Transcribe each entry below exactly. Pictures do not go in the copy.

========

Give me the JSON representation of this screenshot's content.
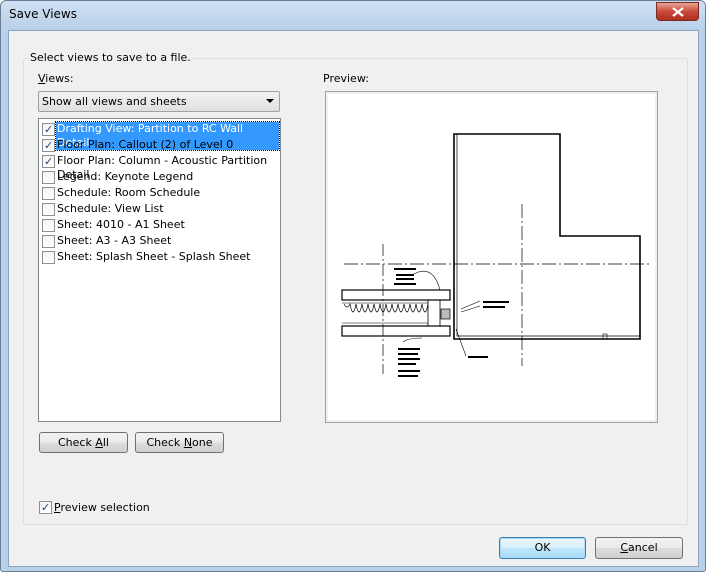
{
  "window": {
    "title": "Save Views"
  },
  "instruction": "Select views to save to a file.",
  "views_label": "Views:",
  "views_label_mnemonic": "V",
  "views_label_rest": "iews:",
  "views_filter": {
    "selected": "Show all views and sheets"
  },
  "views_list": [
    {
      "label": "Drafting View: Partition to RC Wall Detail",
      "checked": true,
      "selected": true
    },
    {
      "label": "Floor Plan: Callout (2) of Level 0",
      "checked": true,
      "selected": false
    },
    {
      "label": "Floor Plan: Column - Acoustic Partition Detail",
      "checked": true,
      "selected": false
    },
    {
      "label": "Legend: Keynote Legend",
      "checked": false,
      "selected": false
    },
    {
      "label": "Schedule: Room Schedule",
      "checked": false,
      "selected": false
    },
    {
      "label": "Schedule: View List",
      "checked": false,
      "selected": false
    },
    {
      "label": "Sheet: 4010 - A1 Sheet",
      "checked": false,
      "selected": false
    },
    {
      "label": "Sheet: A3 - A3 Sheet",
      "checked": false,
      "selected": false
    },
    {
      "label": "Sheet: Splash Sheet - Splash Sheet",
      "checked": false,
      "selected": false
    }
  ],
  "preview_label": "Preview:",
  "buttons": {
    "check_all_pre": "Check ",
    "check_all_mn": "A",
    "check_all_post": "ll",
    "check_none_pre": "Check ",
    "check_none_mn": "N",
    "check_none_post": "one",
    "ok": "OK",
    "cancel_mn": "C",
    "cancel_post": "ancel"
  },
  "preview_selection": {
    "mn": "P",
    "rest": "review selection",
    "checked": true
  },
  "colors": {
    "selection": "#3399ff",
    "close": "#c9493a",
    "client_bg": "#f0f0f0"
  }
}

========

Complete output:
Give me the JSON representation of this screenshot's content.
{
  "window": {
    "title": "Save Views"
  },
  "instruction": "Select views to save to a file.",
  "views_label": "Views:",
  "views_label_mnemonic": "V",
  "views_label_rest": "iews:",
  "views_filter": {
    "selected": "Show all views and sheets"
  },
  "views_list": [
    {
      "label": "Drafting View: Partition to RC Wall Detail",
      "checked": true,
      "selected": true
    },
    {
      "label": "Floor Plan: Callout (2) of Level 0",
      "checked": true,
      "selected": false
    },
    {
      "label": "Floor Plan: Column - Acoustic Partition Detail",
      "checked": true,
      "selected": false
    },
    {
      "label": "Legend: Keynote Legend",
      "checked": false,
      "selected": false
    },
    {
      "label": "Schedule: Room Schedule",
      "checked": false,
      "selected": false
    },
    {
      "label": "Schedule: View List",
      "checked": false,
      "selected": false
    },
    {
      "label": "Sheet: 4010 - A1 Sheet",
      "checked": false,
      "selected": false
    },
    {
      "label": "Sheet: A3 - A3 Sheet",
      "checked": false,
      "selected": false
    },
    {
      "label": "Sheet: Splash Sheet - Splash Sheet",
      "checked": false,
      "selected": false
    }
  ],
  "preview_label": "Preview:",
  "buttons": {
    "check_all_pre": "Check ",
    "check_all_mn": "A",
    "check_all_post": "ll",
    "check_none_pre": "Check ",
    "check_none_mn": "N",
    "check_none_post": "one",
    "ok": "OK",
    "cancel_mn": "C",
    "cancel_post": "ancel"
  },
  "preview_selection": {
    "mn": "P",
    "rest": "review selection",
    "checked": true
  },
  "colors": {
    "selection": "#3399ff",
    "close": "#c9493a",
    "client_bg": "#f0f0f0"
  }
}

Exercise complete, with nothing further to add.